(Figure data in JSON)
########################################
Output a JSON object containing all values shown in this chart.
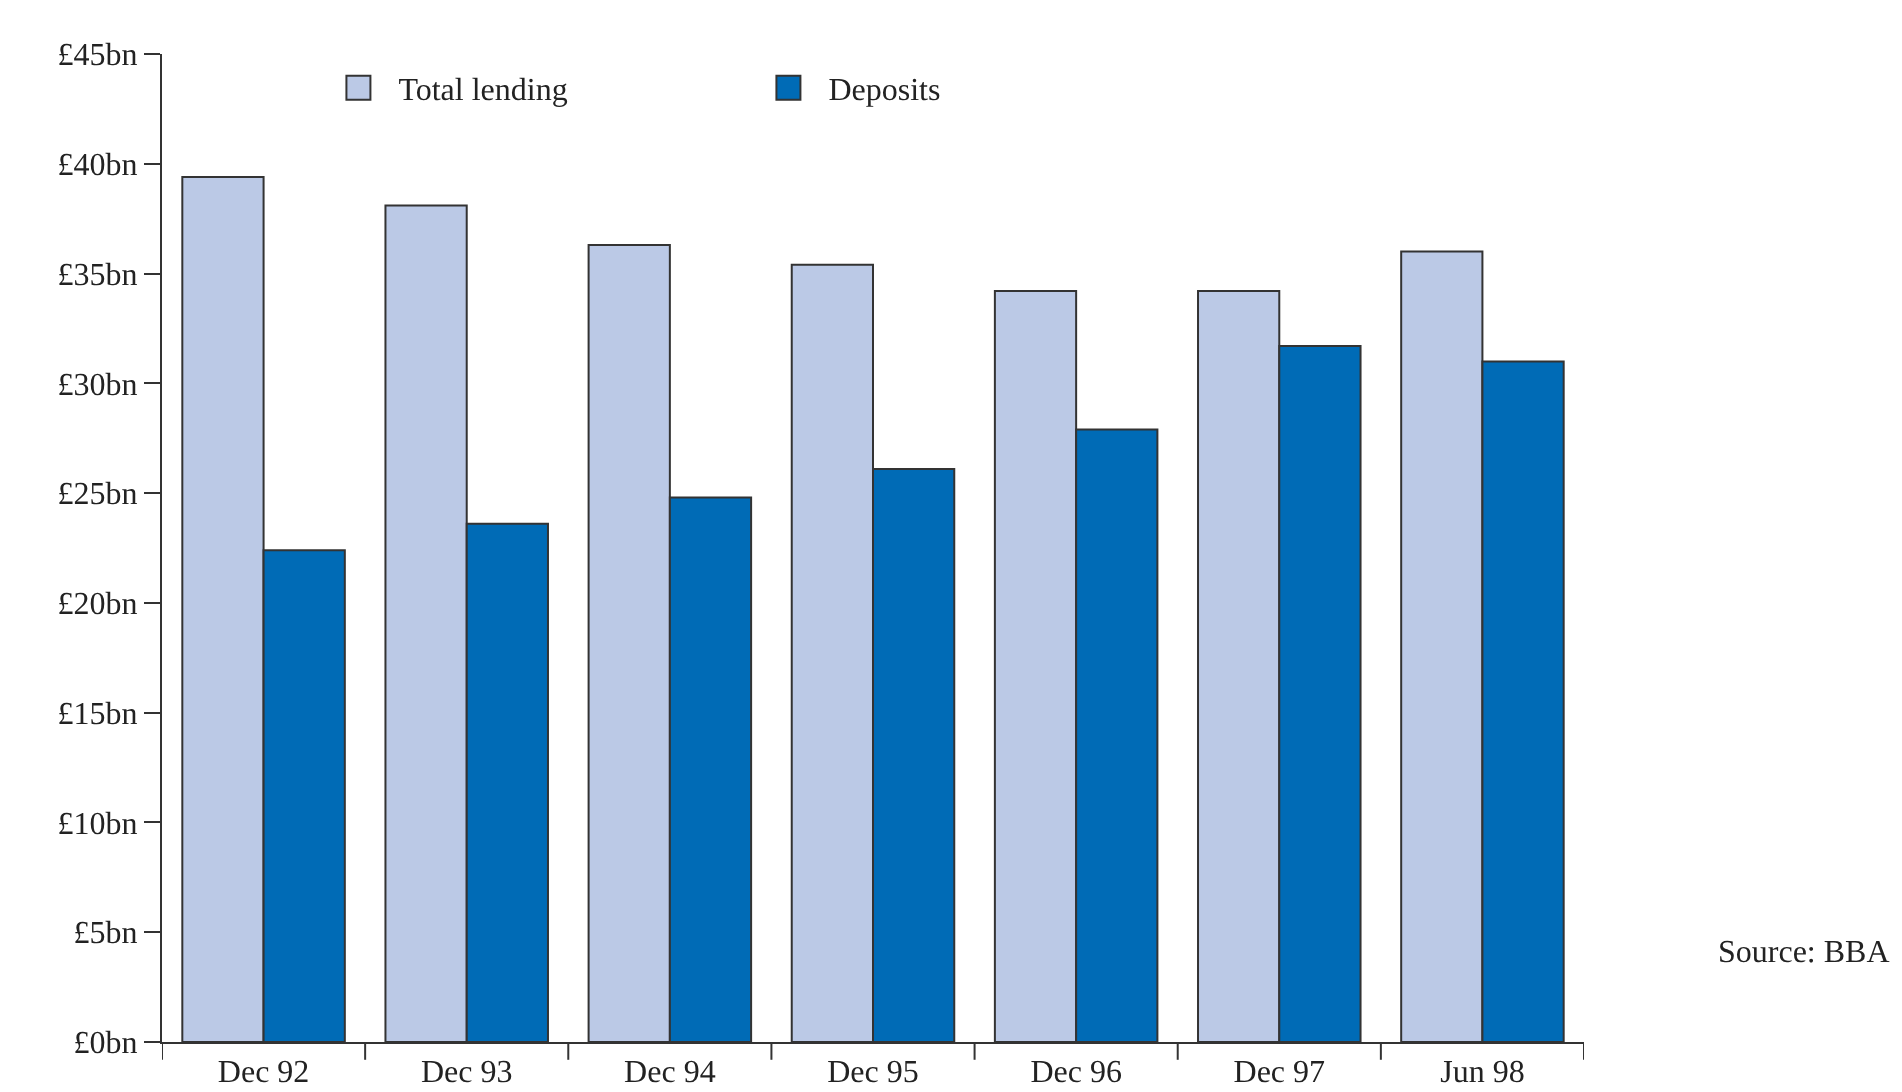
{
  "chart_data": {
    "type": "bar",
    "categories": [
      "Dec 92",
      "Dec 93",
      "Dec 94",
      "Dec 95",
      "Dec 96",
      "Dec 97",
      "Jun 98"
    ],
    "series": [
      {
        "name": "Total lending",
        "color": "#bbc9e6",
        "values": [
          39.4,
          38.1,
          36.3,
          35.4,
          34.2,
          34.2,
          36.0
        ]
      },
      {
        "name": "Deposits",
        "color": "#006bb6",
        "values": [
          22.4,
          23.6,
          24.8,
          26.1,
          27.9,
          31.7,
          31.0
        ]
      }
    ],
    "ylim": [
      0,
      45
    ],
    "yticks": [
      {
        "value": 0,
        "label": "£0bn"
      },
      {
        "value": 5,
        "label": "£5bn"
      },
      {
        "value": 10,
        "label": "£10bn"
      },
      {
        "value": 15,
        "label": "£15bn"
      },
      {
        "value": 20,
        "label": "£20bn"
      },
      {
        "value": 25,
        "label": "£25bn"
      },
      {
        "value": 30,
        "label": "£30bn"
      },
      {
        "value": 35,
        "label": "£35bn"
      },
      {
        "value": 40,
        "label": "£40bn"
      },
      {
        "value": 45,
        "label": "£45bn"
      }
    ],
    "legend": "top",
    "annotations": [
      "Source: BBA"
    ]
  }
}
########################################
Repeat the records word for word. Any picture in them should be left out.

Complete output:
Output a JSON object containing all values shown in this chart.
{
  "chart_data": {
    "type": "bar",
    "categories": [
      "Dec 92",
      "Dec 93",
      "Dec 94",
      "Dec 95",
      "Dec 96",
      "Dec 97",
      "Jun 98"
    ],
    "series": [
      {
        "name": "Total lending",
        "color": "#bbc9e6",
        "values": [
          39.4,
          38.1,
          36.3,
          35.4,
          34.2,
          34.2,
          36.0
        ]
      },
      {
        "name": "Deposits",
        "color": "#006bb6",
        "values": [
          22.4,
          23.6,
          24.8,
          26.1,
          27.9,
          31.7,
          31.0
        ]
      }
    ],
    "ylim": [
      0,
      45
    ],
    "yticks": [
      {
        "value": 0,
        "label": "£0bn"
      },
      {
        "value": 5,
        "label": "£5bn"
      },
      {
        "value": 10,
        "label": "£10bn"
      },
      {
        "value": 15,
        "label": "£15bn"
      },
      {
        "value": 20,
        "label": "£20bn"
      },
      {
        "value": 25,
        "label": "£25bn"
      },
      {
        "value": 30,
        "label": "£30bn"
      },
      {
        "value": 35,
        "label": "£35bn"
      },
      {
        "value": 40,
        "label": "£40bn"
      },
      {
        "value": 45,
        "label": "£45bn"
      }
    ],
    "legend": "top",
    "annotations": [
      "Source: BBA"
    ]
  }
}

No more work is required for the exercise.